* Begin *

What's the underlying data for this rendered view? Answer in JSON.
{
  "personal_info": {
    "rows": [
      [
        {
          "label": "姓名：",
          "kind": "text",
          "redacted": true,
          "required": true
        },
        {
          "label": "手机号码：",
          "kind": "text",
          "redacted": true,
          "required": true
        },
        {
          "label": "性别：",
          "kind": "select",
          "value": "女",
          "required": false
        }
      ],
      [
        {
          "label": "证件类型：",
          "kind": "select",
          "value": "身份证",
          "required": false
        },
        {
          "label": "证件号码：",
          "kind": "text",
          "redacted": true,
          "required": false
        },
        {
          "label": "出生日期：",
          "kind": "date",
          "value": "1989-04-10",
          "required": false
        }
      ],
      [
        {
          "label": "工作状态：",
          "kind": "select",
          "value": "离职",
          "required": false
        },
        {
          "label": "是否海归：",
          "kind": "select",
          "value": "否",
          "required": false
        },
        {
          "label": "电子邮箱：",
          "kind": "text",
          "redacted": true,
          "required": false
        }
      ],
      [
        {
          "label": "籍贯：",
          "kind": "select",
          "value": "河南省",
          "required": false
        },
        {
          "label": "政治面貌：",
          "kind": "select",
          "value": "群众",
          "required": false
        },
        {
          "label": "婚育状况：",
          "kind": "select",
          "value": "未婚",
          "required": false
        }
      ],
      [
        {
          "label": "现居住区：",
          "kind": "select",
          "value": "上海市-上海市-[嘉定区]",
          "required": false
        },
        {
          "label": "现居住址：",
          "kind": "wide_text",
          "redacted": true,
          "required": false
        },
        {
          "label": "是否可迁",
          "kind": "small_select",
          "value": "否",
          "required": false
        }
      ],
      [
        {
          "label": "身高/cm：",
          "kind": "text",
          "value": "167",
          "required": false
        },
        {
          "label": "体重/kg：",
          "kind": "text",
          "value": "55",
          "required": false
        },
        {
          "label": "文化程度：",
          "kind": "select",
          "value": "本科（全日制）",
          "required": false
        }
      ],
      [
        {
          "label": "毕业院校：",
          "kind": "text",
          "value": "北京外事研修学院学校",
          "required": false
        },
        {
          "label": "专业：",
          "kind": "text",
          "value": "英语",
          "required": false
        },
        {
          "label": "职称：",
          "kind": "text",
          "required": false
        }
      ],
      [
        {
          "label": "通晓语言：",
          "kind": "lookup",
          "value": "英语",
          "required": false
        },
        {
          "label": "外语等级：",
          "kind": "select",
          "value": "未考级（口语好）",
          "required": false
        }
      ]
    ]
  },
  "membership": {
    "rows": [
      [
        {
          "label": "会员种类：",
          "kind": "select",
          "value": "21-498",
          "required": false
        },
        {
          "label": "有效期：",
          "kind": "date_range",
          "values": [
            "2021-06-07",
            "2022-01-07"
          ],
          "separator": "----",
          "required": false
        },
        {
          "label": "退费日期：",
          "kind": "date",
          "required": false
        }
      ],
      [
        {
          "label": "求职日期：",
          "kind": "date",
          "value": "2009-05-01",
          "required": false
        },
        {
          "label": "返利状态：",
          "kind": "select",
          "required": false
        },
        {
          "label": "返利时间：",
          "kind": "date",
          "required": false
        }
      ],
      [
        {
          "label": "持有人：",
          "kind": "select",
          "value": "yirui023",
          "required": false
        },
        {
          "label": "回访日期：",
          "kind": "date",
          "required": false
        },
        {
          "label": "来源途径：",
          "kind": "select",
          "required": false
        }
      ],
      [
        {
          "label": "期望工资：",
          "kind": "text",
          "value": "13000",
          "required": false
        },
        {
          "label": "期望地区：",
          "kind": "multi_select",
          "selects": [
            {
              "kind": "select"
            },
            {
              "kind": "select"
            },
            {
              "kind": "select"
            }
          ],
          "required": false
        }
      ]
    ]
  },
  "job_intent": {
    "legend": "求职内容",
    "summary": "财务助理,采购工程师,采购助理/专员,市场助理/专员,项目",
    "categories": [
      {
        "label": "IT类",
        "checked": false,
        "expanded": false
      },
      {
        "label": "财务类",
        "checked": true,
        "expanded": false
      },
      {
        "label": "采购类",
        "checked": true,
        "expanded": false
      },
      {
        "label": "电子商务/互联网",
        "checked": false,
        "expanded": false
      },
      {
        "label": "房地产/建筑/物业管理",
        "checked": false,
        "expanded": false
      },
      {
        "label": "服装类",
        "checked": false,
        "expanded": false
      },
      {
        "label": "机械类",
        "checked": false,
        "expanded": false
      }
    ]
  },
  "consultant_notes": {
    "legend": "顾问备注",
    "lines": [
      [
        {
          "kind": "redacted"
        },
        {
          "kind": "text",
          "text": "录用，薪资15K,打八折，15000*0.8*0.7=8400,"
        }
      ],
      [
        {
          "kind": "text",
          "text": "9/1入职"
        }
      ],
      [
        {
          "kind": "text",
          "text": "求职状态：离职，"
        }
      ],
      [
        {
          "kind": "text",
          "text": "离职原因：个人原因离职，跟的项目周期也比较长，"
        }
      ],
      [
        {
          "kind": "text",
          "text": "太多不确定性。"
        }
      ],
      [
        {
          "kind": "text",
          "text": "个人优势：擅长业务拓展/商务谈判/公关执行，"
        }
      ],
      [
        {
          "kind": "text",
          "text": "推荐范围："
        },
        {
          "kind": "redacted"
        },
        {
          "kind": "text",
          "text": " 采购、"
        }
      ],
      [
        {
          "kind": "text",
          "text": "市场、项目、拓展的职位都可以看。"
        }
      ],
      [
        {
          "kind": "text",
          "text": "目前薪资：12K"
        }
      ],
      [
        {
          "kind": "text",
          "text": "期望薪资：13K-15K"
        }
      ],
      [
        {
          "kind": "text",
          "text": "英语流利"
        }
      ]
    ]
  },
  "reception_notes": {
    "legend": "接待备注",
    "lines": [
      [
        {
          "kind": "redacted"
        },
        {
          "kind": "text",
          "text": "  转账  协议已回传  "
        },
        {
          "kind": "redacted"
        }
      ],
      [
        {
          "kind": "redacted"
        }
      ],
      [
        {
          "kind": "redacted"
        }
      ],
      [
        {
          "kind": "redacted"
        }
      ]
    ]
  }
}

* End *

Task requirements: Give the material above again, word for word.

Response to this task:
What's the underlying data for this rendered view? Answer in JSON.
{
  "personal_info": {
    "rows": [
      [
        {
          "label": "姓名：",
          "kind": "text",
          "redacted": true,
          "required": true
        },
        {
          "label": "手机号码：",
          "kind": "text",
          "redacted": true,
          "required": true
        },
        {
          "label": "性别：",
          "kind": "select",
          "value": "女",
          "required": false
        }
      ],
      [
        {
          "label": "证件类型：",
          "kind": "select",
          "value": "身份证",
          "required": false
        },
        {
          "label": "证件号码：",
          "kind": "text",
          "redacted": true,
          "required": false
        },
        {
          "label": "出生日期：",
          "kind": "date",
          "value": "1989-04-10",
          "required": false
        }
      ],
      [
        {
          "label": "工作状态：",
          "kind": "select",
          "value": "离职",
          "required": false
        },
        {
          "label": "是否海归：",
          "kind": "select",
          "value": "否",
          "required": false
        },
        {
          "label": "电子邮箱：",
          "kind": "text",
          "redacted": true,
          "required": false
        }
      ],
      [
        {
          "label": "籍贯：",
          "kind": "select",
          "value": "河南省",
          "required": false
        },
        {
          "label": "政治面貌：",
          "kind": "select",
          "value": "群众",
          "required": false
        },
        {
          "label": "婚育状况：",
          "kind": "select",
          "value": "未婚",
          "required": false
        }
      ],
      [
        {
          "label": "现居住区：",
          "kind": "select",
          "value": "上海市-上海市-[嘉定区]",
          "required": false
        },
        {
          "label": "现居住址：",
          "kind": "wide_text",
          "redacted": true,
          "required": false
        },
        {
          "label": "是否可迁",
          "kind": "small_select",
          "value": "否",
          "required": false
        }
      ],
      [
        {
          "label": "身高/cm：",
          "kind": "text",
          "value": "167",
          "required": false
        },
        {
          "label": "体重/kg：",
          "kind": "text",
          "value": "55",
          "required": false
        },
        {
          "label": "文化程度：",
          "kind": "select",
          "value": "本科（全日制）",
          "required": false
        }
      ],
      [
        {
          "label": "毕业院校：",
          "kind": "text",
          "value": "北京外事研修学院学校",
          "required": false
        },
        {
          "label": "专业：",
          "kind": "text",
          "value": "英语",
          "required": false
        },
        {
          "label": "职称：",
          "kind": "text",
          "required": false
        }
      ],
      [
        {
          "label": "通晓语言：",
          "kind": "lookup",
          "value": "英语",
          "required": false
        },
        {
          "label": "外语等级：",
          "kind": "select",
          "value": "未考级（口语好）",
          "required": false
        }
      ]
    ]
  },
  "membership": {
    "rows": [
      [
        {
          "label": "会员种类：",
          "kind": "select",
          "value": "21-498",
          "required": false
        },
        {
          "label": "有效期：",
          "kind": "date_range",
          "values": [
            "2021-06-07",
            "2022-01-07"
          ],
          "separator": "----",
          "required": false
        },
        {
          "label": "退费日期：",
          "kind": "date",
          "required": false
        }
      ],
      [
        {
          "label": "求职日期：",
          "kind": "date",
          "value": "2009-05-01",
          "required": false
        },
        {
          "label": "返利状态：",
          "kind": "select",
          "required": false
        },
        {
          "label": "返利时间：",
          "kind": "date",
          "required": false
        }
      ],
      [
        {
          "label": "持有人：",
          "kind": "select",
          "value": "yirui023",
          "required": false
        },
        {
          "label": "回访日期：",
          "kind": "date",
          "required": false
        },
        {
          "label": "来源途径：",
          "kind": "select",
          "required": false
        }
      ],
      [
        {
          "label": "期望工资：",
          "kind": "text",
          "value": "13000",
          "required": false
        },
        {
          "label": "期望地区：",
          "kind": "multi_select",
          "selects": [
            {
              "kind": "select"
            },
            {
              "kind": "select"
            },
            {
              "kind": "select"
            }
          ],
          "required": false
        }
      ]
    ]
  },
  "job_intent": {
    "legend": "求职内容",
    "summary": "财务助理,采购工程师,采购助理/专员,市场助理/专员,项目",
    "categories": [
      {
        "label": "IT类",
        "checked": false,
        "expanded": false
      },
      {
        "label": "财务类",
        "checked": true,
        "expanded": false
      },
      {
        "label": "采购类",
        "checked": true,
        "expanded": false
      },
      {
        "label": "电子商务/互联网",
        "checked": false,
        "expanded": false
      },
      {
        "label": "房地产/建筑/物业管理",
        "checked": false,
        "expanded": false
      },
      {
        "label": "服装类",
        "checked": false,
        "expanded": false
      },
      {
        "label": "机械类",
        "checked": false,
        "expanded": false
      }
    ]
  },
  "consultant_notes": {
    "legend": "顾问备注",
    "lines": [
      [
        {
          "kind": "redacted"
        },
        {
          "kind": "text",
          "text": "录用，薪资15K,打八折，15000*0.8*0.7=8400,"
        }
      ],
      [
        {
          "kind": "text",
          "text": "9/1入职"
        }
      ],
      [
        {
          "kind": "text",
          "text": "求职状态：离职，"
        }
      ],
      [
        {
          "kind": "text",
          "text": "离职原因：个人原因离职，跟的项目周期也比较长，"
        }
      ],
      [
        {
          "kind": "text",
          "text": "太多不确定性。"
        }
      ],
      [
        {
          "kind": "text",
          "text": "个人优势：擅长业务拓展/商务谈判/公关执行，"
        }
      ],
      [
        {
          "kind": "text",
          "text": "推荐范围："
        },
        {
          "kind": "redacted"
        },
        {
          "kind": "text",
          "text": " 采购、"
        }
      ],
      [
        {
          "kind": "text",
          "text": "市场、项目、拓展的职位都可以看。"
        }
      ],
      [
        {
          "kind": "text",
          "text": "目前薪资：12K"
        }
      ],
      [
        {
          "kind": "text",
          "text": "期望薪资：13K-15K"
        }
      ],
      [
        {
          "kind": "text",
          "text": "英语流利"
        }
      ]
    ]
  },
  "reception_notes": {
    "legend": "接待备注",
    "lines": [
      [
        {
          "kind": "redacted"
        },
        {
          "kind": "text",
          "text": "  转账  协议已回传  "
        },
        {
          "kind": "redacted"
        }
      ],
      [
        {
          "kind": "redacted"
        }
      ],
      [
        {
          "kind": "redacted"
        }
      ],
      [
        {
          "kind": "redacted"
        }
      ]
    ]
  }
}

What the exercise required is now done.